- AIM OF THE TASK -
Present every line of the records below as a Markdown table with two columns, Row for its sequence number and Line for its text. Leave out any blank lines.
====
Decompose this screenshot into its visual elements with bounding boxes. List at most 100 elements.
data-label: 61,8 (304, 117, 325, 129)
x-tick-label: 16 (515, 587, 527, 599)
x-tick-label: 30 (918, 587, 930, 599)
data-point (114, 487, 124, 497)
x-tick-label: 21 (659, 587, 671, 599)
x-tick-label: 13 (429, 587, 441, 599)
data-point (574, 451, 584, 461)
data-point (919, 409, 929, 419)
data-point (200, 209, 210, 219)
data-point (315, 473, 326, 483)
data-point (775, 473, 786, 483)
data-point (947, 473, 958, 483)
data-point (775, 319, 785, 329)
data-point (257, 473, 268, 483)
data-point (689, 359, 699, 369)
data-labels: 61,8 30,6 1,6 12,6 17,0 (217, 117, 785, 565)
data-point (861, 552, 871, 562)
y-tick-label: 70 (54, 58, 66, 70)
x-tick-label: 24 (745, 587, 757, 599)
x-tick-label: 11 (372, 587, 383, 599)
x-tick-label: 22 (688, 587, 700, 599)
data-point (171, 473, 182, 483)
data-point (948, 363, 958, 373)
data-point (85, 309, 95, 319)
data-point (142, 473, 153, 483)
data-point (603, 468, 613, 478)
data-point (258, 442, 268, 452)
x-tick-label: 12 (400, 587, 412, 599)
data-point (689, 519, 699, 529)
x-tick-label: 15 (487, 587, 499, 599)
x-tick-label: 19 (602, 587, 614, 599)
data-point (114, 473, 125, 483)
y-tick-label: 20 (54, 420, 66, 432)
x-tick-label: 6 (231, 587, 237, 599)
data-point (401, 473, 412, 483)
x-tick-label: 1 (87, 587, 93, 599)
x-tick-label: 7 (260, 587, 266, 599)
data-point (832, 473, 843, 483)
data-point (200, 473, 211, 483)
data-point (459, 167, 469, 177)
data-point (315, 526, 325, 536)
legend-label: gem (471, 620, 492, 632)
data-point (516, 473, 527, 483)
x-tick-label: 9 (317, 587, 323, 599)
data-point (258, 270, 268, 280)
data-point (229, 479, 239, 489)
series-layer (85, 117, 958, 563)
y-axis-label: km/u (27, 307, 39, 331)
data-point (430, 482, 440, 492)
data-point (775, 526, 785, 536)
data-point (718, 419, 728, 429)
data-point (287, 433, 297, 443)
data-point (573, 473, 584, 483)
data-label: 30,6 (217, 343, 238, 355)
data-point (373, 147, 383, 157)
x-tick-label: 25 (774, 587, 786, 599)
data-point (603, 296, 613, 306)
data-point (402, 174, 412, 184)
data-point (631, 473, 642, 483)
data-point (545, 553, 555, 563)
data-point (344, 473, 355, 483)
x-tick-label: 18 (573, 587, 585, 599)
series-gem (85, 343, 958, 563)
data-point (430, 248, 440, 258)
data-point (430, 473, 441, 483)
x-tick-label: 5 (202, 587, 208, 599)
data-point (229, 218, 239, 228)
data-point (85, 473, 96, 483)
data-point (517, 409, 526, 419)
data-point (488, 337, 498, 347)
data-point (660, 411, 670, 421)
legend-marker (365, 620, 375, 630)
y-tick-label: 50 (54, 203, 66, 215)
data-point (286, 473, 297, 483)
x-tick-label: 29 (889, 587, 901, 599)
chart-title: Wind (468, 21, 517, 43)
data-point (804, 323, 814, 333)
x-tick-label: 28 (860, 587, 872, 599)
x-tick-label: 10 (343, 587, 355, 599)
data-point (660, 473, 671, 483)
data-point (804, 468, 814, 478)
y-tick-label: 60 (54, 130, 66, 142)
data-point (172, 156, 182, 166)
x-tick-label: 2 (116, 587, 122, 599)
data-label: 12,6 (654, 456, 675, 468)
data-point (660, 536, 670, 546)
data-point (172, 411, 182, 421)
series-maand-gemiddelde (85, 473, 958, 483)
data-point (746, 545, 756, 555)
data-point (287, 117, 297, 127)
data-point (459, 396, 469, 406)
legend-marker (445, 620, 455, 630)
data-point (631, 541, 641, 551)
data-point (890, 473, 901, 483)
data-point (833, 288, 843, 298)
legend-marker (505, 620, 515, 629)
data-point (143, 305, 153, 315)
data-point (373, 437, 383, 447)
====
- COMPLETE RESPONSE -
| Row | Line |
|---|---|
| 1 | Decompose this screenshot into its visual elements with bounding boxes. List at most 100 elements. |
| 2 | data-label: 61,8 (304, 117, 325, 129) |
| 3 | x-tick-label: 16 (515, 587, 527, 599) |
| 4 | x-tick-label: 30 (918, 587, 930, 599) |
| 5 | data-point (114, 487, 124, 497) |
| 6 | x-tick-label: 21 (659, 587, 671, 599) |
| 7 | x-tick-label: 13 (429, 587, 441, 599) |
| 8 | data-point (574, 451, 584, 461) |
| 9 | data-point (919, 409, 929, 419) |
| 10 | data-point (200, 209, 210, 219) |
| 11 | data-point (315, 473, 326, 483) |
| 12 | data-point (775, 473, 786, 483) |
| 13 | data-point (947, 473, 958, 483) |
| 14 | data-point (775, 319, 785, 329) |
| 15 | data-point (257, 473, 268, 483) |
| 16 | data-point (689, 359, 699, 369) |
| 17 | data-labels: 61,8 30,6 1,6 12,6 17,0 (217, 117, 785, 565) |
| 18 | data-point (861, 552, 871, 562) |
| 19 | y-tick-label: 70 (54, 58, 66, 70) |
| 20 | x-tick-label: 24 (745, 587, 757, 599) |
| 21 | x-tick-label: 11 (372, 587, 383, 599) |
| 22 | x-tick-label: 22 (688, 587, 700, 599) |
| 23 | data-point (171, 473, 182, 483) |
| 24 | data-point (948, 363, 958, 373) |
| 25 | data-point (85, 309, 95, 319) |
| 26 | data-point (142, 473, 153, 483) |
| 27 | data-point (603, 468, 613, 478) |
| 28 | data-point (258, 442, 268, 452) |
| 29 | x-tick-label: 12 (400, 587, 412, 599) |
| 30 | data-point (689, 519, 699, 529) |
| 31 | x-tick-label: 15 (487, 587, 499, 599) |
| 32 | x-tick-label: 19 (602, 587, 614, 599) |
| 33 | data-point (114, 473, 125, 483) |
| 34 | y-tick-label: 20 (54, 420, 66, 432) |
| 35 | x-tick-label: 6 (231, 587, 237, 599) |
| 36 | data-point (401, 473, 412, 483) |
| 37 | x-tick-label: 1 (87, 587, 93, 599) |
| 38 | x-tick-label: 7 (260, 587, 266, 599) |
| 39 | data-point (832, 473, 843, 483) |
| 40 | data-point (200, 473, 211, 483) |
| 41 | data-point (459, 167, 469, 177) |
| 42 | data-point (315, 526, 325, 536) |
| 43 | legend-label: gem (471, 620, 492, 632) |
| 44 | data-point (516, 473, 527, 483) |
| 45 | x-tick-label: 9 (317, 587, 323, 599) |
| 46 | data-point (258, 270, 268, 280) |
| 47 | data-point (229, 479, 239, 489) |
| 48 | series-layer (85, 117, 958, 563) |
| 49 | y-axis-label: km/u (27, 307, 39, 331) |
| 50 | data-point (430, 482, 440, 492) |
| 51 | data-point (775, 526, 785, 536) |
| 52 | data-point (718, 419, 728, 429) |
| 53 | data-point (287, 433, 297, 443) |
| 54 | data-point (573, 473, 584, 483) |
| 55 | data-label: 30,6 (217, 343, 238, 355) |
| 56 | data-point (373, 147, 383, 157) |
| 57 | x-tick-label: 25 (774, 587, 786, 599) |
| 58 | data-point (603, 296, 613, 306) |
| 59 | data-point (402, 174, 412, 184) |
| 60 | data-point (631, 473, 642, 483) |
| 61 | data-point (545, 553, 555, 563) |
| 62 | data-point (344, 473, 355, 483) |
| 63 | x-tick-label: 18 (573, 587, 585, 599) |
| 64 | series-gem (85, 343, 958, 563) |
| 65 | data-point (430, 248, 440, 258) |
| 66 | data-point (430, 473, 441, 483) |
| 67 | x-tick-label: 5 (202, 587, 208, 599) |
| 68 | data-point (229, 218, 239, 228) |
| 69 | data-point (85, 473, 96, 483) |
| 70 | data-point (517, 409, 526, 419) |
| 71 | data-point (488, 337, 498, 347) |
| 72 | data-point (660, 411, 670, 421) |
| 73 | legend-marker (365, 620, 375, 630) |
| 74 | y-tick-label: 50 (54, 203, 66, 215) |
| 75 | data-point (286, 473, 297, 483) |
| 76 | x-tick-label: 29 (889, 587, 901, 599) |
| 77 | chart-title: Wind (468, 21, 517, 43) |
| 78 | data-point (804, 323, 814, 333) |
| 79 | x-tick-label: 28 (860, 587, 872, 599) |
| 80 | x-tick-label: 10 (343, 587, 355, 599) |
| 81 | data-point (660, 473, 671, 483) |
| 82 | data-point (804, 468, 814, 478) |
| 83 | y-tick-label: 60 (54, 130, 66, 142) |
| 84 | data-point (172, 156, 182, 166) |
| 85 | x-tick-label: 2 (116, 587, 122, 599) |
| 86 | data-label: 12,6 (654, 456, 675, 468) |
| 87 | data-point (660, 536, 670, 546) |
| 88 | data-point (172, 411, 182, 421) |
| 89 | series-maand-gemiddelde (85, 473, 958, 483) |
| 90 | data-point (746, 545, 756, 555) |
| 91 | data-point (287, 117, 297, 127) |
| 92 | data-point (459, 396, 469, 406) |
| 93 | legend-marker (445, 620, 455, 630) |
| 94 | data-point (631, 541, 641, 551) |
| 95 | data-point (890, 473, 901, 483) |
| 96 | data-point (833, 288, 843, 298) |
| 97 | legend-marker (505, 620, 515, 629) |
| 98 | data-point (143, 305, 153, 315) |
| 99 | data-point (373, 437, 383, 447) |